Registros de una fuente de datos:
++++++++++
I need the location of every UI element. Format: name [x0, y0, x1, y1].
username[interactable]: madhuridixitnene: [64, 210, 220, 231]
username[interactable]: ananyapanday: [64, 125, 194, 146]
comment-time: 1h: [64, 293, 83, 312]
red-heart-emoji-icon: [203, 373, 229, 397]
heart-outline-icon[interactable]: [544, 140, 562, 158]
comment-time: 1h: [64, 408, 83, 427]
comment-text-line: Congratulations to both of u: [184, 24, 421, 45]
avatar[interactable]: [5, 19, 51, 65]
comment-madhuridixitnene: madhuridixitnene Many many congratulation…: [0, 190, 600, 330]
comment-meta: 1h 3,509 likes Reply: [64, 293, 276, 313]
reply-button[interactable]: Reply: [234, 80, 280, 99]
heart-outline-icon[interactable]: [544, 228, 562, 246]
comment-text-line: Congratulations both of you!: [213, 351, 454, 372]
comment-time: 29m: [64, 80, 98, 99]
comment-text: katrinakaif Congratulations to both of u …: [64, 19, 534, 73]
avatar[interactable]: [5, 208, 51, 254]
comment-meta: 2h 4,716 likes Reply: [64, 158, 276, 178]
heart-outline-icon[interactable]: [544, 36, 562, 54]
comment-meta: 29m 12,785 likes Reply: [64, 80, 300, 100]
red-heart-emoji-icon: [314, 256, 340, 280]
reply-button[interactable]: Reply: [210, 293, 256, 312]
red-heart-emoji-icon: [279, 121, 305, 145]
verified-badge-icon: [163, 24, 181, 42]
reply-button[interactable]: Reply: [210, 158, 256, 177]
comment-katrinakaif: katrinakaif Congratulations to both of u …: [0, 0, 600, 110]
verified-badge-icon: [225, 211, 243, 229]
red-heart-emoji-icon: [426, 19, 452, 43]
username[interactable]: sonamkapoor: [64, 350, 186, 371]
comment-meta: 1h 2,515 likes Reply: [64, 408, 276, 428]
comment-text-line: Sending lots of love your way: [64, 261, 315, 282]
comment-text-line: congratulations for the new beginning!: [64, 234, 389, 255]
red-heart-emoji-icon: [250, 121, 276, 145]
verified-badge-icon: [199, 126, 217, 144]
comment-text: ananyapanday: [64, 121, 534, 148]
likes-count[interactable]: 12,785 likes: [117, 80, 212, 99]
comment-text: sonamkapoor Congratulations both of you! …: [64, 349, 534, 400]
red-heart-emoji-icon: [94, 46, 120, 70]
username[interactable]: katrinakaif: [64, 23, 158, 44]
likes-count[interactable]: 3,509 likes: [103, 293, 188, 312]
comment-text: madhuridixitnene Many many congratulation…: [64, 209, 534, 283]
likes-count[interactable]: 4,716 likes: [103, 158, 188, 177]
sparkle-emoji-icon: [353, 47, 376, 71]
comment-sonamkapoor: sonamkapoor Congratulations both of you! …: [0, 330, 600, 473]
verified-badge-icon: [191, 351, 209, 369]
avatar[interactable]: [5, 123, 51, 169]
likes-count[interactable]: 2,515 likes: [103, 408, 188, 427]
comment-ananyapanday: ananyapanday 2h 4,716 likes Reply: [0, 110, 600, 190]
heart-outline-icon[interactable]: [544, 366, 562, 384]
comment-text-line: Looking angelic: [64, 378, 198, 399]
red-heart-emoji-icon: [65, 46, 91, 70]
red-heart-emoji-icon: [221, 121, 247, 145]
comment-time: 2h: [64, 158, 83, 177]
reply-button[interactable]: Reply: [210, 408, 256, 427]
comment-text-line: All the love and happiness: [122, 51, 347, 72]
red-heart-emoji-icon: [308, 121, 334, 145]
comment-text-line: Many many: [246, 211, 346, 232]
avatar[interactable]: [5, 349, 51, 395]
++++++++++
Ejercicio corto => Saca de los registros de arriba cada línea que contenga la palabra "text" y cópiala completa.

Respuesta =>
comment-text-line: Congratulations to both of u: [184, 24, 421, 45]
comment-text-line: Congratulations both of you!: [213, 351, 454, 372]
comment-text: katrinakaif Congratulations to both of u …: [64, 19, 534, 73]
comment-text-line: Sending lots of love your way: [64, 261, 315, 282]
comment-text-line: congratulations for the new beginning!: [64, 234, 389, 255]
comment-text: ananyapanday: [64, 121, 534, 148]
comment-text: sonamkapoor Congratulations both of you! …: [64, 349, 534, 400]
comment-text: madhuridixitnene Many many congratulation…: [64, 209, 534, 283]
comment-text-line: Looking angelic: [64, 378, 198, 399]
comment-text-line: All the love and happiness: [122, 51, 347, 72]
comment-text-line: Many many: [246, 211, 346, 232]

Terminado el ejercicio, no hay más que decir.